>> BEGIN

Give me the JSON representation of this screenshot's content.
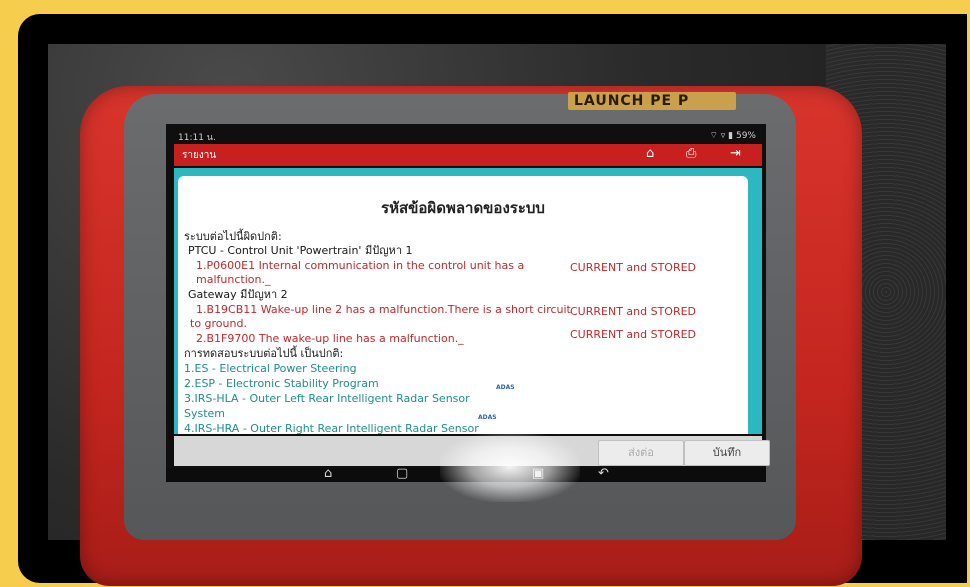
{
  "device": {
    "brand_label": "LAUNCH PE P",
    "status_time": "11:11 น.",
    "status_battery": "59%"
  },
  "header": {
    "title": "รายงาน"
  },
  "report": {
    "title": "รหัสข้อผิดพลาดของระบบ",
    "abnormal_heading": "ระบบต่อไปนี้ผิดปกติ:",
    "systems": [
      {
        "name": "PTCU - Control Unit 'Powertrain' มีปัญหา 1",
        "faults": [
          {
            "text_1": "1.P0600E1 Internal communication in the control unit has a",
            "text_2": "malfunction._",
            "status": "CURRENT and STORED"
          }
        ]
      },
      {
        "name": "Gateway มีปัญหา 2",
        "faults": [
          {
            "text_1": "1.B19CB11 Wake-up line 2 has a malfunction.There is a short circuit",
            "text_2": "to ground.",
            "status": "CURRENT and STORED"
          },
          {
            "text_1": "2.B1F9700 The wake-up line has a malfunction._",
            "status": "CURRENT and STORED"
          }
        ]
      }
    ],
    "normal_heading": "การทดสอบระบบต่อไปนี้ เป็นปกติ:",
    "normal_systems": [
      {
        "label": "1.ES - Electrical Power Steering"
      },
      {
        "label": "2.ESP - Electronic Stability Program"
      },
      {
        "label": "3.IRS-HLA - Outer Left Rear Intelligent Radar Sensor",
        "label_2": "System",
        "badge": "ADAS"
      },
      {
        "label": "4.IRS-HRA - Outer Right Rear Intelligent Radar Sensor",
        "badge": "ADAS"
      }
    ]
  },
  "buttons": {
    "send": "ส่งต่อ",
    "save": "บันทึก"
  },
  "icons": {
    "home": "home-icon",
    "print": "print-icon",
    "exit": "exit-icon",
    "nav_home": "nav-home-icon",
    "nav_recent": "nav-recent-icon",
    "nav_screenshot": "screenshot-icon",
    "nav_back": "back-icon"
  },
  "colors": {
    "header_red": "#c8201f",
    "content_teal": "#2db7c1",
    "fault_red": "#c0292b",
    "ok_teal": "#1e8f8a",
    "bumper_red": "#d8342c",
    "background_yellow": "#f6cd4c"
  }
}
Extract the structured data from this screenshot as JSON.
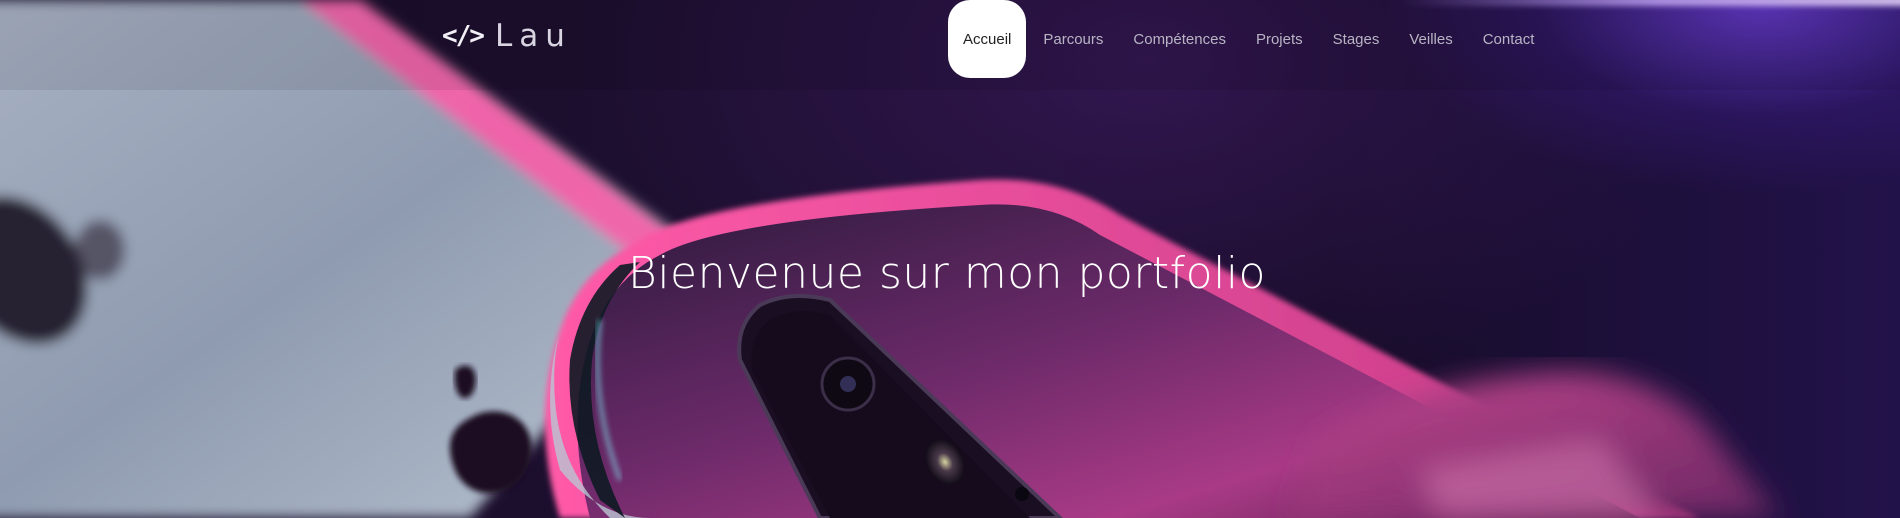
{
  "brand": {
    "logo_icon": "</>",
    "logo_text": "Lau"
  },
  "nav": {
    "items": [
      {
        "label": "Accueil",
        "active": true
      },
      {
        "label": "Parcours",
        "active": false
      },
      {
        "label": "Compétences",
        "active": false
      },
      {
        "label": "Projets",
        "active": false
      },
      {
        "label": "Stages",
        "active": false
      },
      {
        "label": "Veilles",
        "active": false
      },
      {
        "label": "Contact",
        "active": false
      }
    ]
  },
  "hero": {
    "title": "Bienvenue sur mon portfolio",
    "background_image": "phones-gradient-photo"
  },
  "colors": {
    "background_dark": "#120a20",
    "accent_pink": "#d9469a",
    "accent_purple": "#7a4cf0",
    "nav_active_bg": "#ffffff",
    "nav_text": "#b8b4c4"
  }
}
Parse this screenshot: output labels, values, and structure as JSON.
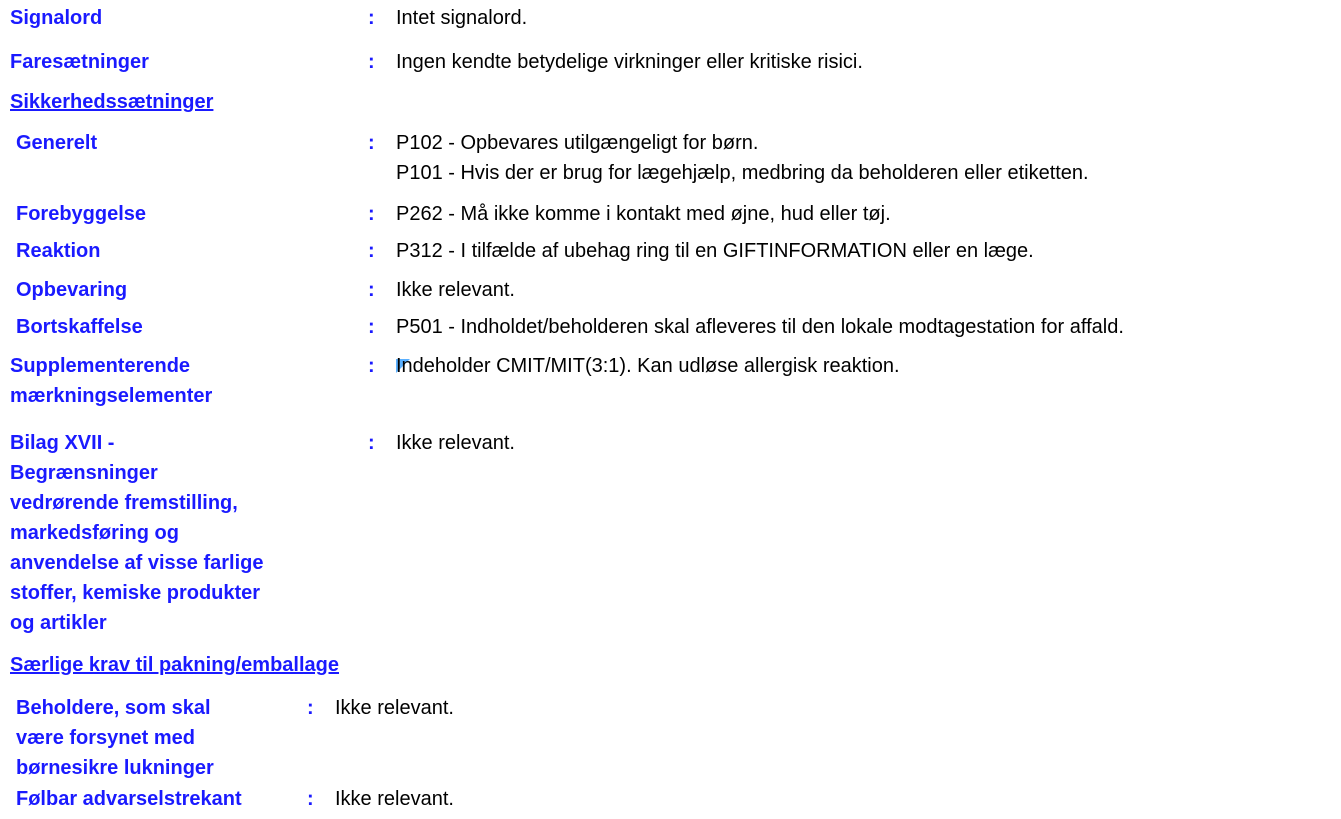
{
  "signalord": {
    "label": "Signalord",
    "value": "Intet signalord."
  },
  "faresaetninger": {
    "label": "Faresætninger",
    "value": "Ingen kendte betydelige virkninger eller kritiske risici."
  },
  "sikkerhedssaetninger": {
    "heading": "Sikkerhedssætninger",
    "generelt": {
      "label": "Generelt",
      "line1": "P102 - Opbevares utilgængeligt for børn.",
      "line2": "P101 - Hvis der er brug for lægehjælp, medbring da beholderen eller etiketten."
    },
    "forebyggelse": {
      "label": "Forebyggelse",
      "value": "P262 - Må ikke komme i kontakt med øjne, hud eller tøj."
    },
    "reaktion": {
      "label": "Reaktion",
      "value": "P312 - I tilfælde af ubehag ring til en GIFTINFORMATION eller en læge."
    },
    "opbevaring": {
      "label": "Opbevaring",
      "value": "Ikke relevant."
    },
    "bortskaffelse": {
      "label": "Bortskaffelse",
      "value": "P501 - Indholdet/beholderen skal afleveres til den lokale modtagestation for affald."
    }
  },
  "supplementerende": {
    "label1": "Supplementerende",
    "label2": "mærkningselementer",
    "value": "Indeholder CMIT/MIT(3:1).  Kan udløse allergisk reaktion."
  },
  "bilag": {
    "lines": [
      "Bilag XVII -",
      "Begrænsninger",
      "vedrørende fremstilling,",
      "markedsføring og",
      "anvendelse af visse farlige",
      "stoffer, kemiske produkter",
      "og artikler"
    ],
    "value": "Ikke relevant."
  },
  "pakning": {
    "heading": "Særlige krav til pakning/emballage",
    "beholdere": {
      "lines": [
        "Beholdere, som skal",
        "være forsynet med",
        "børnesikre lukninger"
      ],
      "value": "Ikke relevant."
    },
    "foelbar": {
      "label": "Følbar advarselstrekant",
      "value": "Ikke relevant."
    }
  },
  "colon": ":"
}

>> END

[Problem description]: Copy out the records above in full, exactly as written, but not the pictures.

[Reply to the task]:
Give me the JSON representation of this screenshot's content.
{
  "device": {
    "brand_label": "LAUNCH PE P",
    "status_time": "11:11 น.",
    "status_battery": "59%"
  },
  "header": {
    "title": "รายงาน"
  },
  "report": {
    "title": "รหัสข้อผิดพลาดของระบบ",
    "abnormal_heading": "ระบบต่อไปนี้ผิดปกติ:",
    "systems": [
      {
        "name": "PTCU - Control Unit 'Powertrain' มีปัญหา 1",
        "faults": [
          {
            "text_1": "1.P0600E1 Internal communication in the control unit has a",
            "text_2": "malfunction._",
            "status": "CURRENT and STORED"
          }
        ]
      },
      {
        "name": "Gateway มีปัญหา 2",
        "faults": [
          {
            "text_1": "1.B19CB11 Wake-up line 2 has a malfunction.There is a short circuit",
            "text_2": "to ground.",
            "status": "CURRENT and STORED"
          },
          {
            "text_1": "2.B1F9700 The wake-up line has a malfunction._",
            "status": "CURRENT and STORED"
          }
        ]
      }
    ],
    "normal_heading": "การทดสอบระบบต่อไปนี้ เป็นปกติ:",
    "normal_systems": [
      {
        "label": "1.ES - Electrical Power Steering"
      },
      {
        "label": "2.ESP - Electronic Stability Program"
      },
      {
        "label": "3.IRS-HLA - Outer Left Rear Intelligent Radar Sensor",
        "label_2": "System",
        "badge": "ADAS"
      },
      {
        "label": "4.IRS-HRA - Outer Right Rear Intelligent Radar Sensor",
        "badge": "ADAS"
      }
    ]
  },
  "buttons": {
    "send": "ส่งต่อ",
    "save": "บันทึก"
  },
  "icons": {
    "home": "home-icon",
    "print": "print-icon",
    "exit": "exit-icon",
    "nav_home": "nav-home-icon",
    "nav_recent": "nav-recent-icon",
    "nav_screenshot": "screenshot-icon",
    "nav_back": "back-icon"
  },
  "colors": {
    "header_red": "#c8201f",
    "content_teal": "#2db7c1",
    "fault_red": "#c0292b",
    "ok_teal": "#1e8f8a",
    "bumper_red": "#d8342c",
    "background_yellow": "#f6cd4c"
  }
}
Extract the structured data from this screenshot as JSON.
{
  "brand": {
    "logo_icon": "</>",
    "logo_text": "Lau"
  },
  "nav": {
    "items": [
      {
        "label": "Accueil",
        "active": true
      },
      {
        "label": "Parcours",
        "active": false
      },
      {
        "label": "Compétences",
        "active": false
      },
      {
        "label": "Projets",
        "active": false
      },
      {
        "label": "Stages",
        "active": false
      },
      {
        "label": "Veilles",
        "active": false
      },
      {
        "label": "Contact",
        "active": false
      }
    ]
  },
  "hero": {
    "title": "Bienvenue sur mon portfolio",
    "background_image": "phones-gradient-photo"
  },
  "colors": {
    "background_dark": "#120a20",
    "accent_pink": "#d9469a",
    "accent_purple": "#7a4cf0",
    "nav_active_bg": "#ffffff",
    "nav_text": "#b8b4c4"
  }
}
Parse this screenshot: output labels, values, and structure as JSON.
{
  "signalord": {
    "label": "Signalord",
    "value": "Intet signalord."
  },
  "faresaetninger": {
    "label": "Faresætninger",
    "value": "Ingen kendte betydelige virkninger eller kritiske risici."
  },
  "sikkerhedssaetninger": {
    "heading": "Sikkerhedssætninger",
    "generelt": {
      "label": "Generelt",
      "line1": "P102 - Opbevares utilgængeligt for børn.",
      "line2": "P101 - Hvis der er brug for lægehjælp, medbring da beholderen eller etiketten."
    },
    "forebyggelse": {
      "label": "Forebyggelse",
      "value": "P262 - Må ikke komme i kontakt med øjne, hud eller tøj."
    },
    "reaktion": {
      "label": "Reaktion",
      "value": "P312 - I tilfælde af ubehag ring til en GIFTINFORMATION eller en læge."
    },
    "opbevaring": {
      "label": "Opbevaring",
      "value": "Ikke relevant."
    },
    "bortskaffelse": {
      "label": "Bortskaffelse",
      "value": "P501 - Indholdet/beholderen skal afleveres til den lokale modtagestation for affald."
    }
  },
  "supplementerende": {
    "label1": "Supplementerende",
    "label2": "mærkningselementer",
    "value": "Indeholder CMIT/MIT(3:1).  Kan udløse allergisk reaktion."
  },
  "bilag": {
    "lines": [
      "Bilag XVII -",
      "Begrænsninger",
      "vedrørende fremstilling,",
      "markedsføring og",
      "anvendelse af visse farlige",
      "stoffer, kemiske produkter",
      "og artikler"
    ],
    "value": "Ikke relevant."
  },
  "pakning": {
    "heading": "Særlige krav til pakning/emballage",
    "beholdere": {
      "lines": [
        "Beholdere, som skal",
        "være forsynet med",
        "børnesikre lukninger"
      ],
      "value": "Ikke relevant."
    },
    "foelbar": {
      "label": "Følbar advarselstrekant",
      "value": "Ikke relevant."
    }
  },
  "colon": ":"
}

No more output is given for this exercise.